• **Exercise instructions**
Find the word "потребления" in the data. Return every line where it appears.

• **Dataset entries**
┄┄┄┄┄┄┄┄┄┄
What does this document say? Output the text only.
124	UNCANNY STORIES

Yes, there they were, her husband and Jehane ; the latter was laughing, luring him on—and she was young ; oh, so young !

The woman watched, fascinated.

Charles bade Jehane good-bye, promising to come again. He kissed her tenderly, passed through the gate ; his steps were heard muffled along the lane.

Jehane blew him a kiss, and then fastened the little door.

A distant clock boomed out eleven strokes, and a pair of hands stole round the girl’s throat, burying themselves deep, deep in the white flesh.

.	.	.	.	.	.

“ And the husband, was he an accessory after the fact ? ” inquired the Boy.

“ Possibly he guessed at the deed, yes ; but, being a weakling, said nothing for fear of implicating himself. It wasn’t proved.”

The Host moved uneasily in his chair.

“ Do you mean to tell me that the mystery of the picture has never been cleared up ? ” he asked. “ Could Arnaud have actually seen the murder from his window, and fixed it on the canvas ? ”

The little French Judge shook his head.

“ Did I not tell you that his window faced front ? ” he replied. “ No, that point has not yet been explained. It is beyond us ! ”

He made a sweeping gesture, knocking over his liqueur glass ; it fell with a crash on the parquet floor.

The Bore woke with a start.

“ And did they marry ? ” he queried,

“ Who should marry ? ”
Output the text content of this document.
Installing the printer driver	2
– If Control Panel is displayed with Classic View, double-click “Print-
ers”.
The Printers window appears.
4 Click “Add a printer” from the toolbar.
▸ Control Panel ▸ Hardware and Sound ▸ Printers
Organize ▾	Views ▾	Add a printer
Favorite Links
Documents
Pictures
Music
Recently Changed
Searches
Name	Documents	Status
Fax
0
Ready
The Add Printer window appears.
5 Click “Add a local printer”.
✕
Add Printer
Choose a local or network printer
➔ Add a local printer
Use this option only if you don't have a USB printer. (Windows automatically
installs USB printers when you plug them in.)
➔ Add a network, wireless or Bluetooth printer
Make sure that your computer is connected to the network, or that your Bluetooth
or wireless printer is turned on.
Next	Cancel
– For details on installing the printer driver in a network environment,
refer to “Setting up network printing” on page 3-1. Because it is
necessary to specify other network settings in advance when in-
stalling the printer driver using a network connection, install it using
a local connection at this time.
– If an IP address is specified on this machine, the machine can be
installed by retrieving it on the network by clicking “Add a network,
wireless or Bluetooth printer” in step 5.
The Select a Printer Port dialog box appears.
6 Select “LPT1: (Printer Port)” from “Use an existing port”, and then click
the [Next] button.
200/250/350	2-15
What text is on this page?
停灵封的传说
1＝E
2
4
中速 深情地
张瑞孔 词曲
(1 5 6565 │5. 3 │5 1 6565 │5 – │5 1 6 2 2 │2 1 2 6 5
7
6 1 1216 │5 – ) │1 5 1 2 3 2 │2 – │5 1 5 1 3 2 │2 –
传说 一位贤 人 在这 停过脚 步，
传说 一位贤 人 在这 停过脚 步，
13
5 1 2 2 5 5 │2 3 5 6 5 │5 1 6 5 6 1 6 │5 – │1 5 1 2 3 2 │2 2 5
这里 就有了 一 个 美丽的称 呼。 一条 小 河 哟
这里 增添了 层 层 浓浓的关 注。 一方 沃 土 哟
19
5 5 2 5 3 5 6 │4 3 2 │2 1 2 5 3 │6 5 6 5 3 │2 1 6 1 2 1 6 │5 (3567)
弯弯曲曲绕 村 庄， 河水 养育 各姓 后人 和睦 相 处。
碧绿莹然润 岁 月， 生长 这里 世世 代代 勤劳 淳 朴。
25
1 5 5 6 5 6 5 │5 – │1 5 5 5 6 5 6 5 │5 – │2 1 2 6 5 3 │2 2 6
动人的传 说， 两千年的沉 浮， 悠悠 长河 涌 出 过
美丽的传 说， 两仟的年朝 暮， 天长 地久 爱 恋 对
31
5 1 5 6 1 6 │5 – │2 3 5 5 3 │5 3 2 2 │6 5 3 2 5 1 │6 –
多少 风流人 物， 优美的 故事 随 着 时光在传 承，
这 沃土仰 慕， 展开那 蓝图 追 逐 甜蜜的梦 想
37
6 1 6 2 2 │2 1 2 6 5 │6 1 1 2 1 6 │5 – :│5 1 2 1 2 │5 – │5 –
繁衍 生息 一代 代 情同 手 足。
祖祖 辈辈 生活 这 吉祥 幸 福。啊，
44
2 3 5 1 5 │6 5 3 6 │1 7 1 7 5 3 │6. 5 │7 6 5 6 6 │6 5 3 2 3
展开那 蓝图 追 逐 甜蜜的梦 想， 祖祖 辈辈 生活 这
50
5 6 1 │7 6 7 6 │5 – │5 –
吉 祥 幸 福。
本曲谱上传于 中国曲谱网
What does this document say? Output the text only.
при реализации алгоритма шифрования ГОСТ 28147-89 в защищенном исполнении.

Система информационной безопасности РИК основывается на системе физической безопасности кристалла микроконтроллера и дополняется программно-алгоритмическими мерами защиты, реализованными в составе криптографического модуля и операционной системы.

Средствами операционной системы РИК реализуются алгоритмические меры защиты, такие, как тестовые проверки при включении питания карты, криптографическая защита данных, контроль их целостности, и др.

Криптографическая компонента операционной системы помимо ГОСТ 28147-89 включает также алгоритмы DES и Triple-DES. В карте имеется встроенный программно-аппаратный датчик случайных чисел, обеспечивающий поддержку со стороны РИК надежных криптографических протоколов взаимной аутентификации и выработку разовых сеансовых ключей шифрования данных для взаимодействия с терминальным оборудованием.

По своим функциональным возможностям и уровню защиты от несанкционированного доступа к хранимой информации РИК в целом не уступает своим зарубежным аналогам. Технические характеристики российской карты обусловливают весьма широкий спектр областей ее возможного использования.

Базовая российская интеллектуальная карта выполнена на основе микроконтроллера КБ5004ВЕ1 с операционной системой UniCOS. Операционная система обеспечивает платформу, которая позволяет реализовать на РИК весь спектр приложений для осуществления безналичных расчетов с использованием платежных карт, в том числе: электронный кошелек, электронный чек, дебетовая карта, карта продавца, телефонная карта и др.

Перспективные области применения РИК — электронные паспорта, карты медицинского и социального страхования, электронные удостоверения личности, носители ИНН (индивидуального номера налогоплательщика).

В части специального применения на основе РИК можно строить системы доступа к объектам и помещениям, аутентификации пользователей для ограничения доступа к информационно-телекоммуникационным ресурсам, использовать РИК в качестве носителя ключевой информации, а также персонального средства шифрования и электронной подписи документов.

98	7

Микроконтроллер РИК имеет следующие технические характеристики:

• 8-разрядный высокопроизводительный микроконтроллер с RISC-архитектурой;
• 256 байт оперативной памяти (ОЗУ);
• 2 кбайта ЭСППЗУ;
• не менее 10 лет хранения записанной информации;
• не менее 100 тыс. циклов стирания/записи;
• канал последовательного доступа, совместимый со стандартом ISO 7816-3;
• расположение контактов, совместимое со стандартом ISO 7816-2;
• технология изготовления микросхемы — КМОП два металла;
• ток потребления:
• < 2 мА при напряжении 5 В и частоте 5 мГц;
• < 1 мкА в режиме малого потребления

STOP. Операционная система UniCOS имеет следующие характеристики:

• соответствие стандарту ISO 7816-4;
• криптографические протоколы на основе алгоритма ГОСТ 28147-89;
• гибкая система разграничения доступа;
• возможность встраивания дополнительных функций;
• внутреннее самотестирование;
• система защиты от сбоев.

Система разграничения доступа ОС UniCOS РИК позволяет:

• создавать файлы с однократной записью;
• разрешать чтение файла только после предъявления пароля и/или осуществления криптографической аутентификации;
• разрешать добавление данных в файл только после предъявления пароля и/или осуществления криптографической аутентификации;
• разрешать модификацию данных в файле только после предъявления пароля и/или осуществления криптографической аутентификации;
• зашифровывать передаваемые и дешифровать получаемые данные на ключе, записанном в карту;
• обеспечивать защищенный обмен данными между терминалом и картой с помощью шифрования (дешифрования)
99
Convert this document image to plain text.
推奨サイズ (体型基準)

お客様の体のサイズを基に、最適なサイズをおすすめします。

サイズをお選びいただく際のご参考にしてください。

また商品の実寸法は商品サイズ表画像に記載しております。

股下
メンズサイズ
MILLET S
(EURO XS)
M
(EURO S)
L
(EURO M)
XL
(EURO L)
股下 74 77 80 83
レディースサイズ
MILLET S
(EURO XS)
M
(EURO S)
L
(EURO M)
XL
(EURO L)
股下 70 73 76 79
┄┄┄┄┄┄┄┄┄┄
• **Solution to the exercise**
• ток потребления:
• < 1 мкА в режиме малого потребления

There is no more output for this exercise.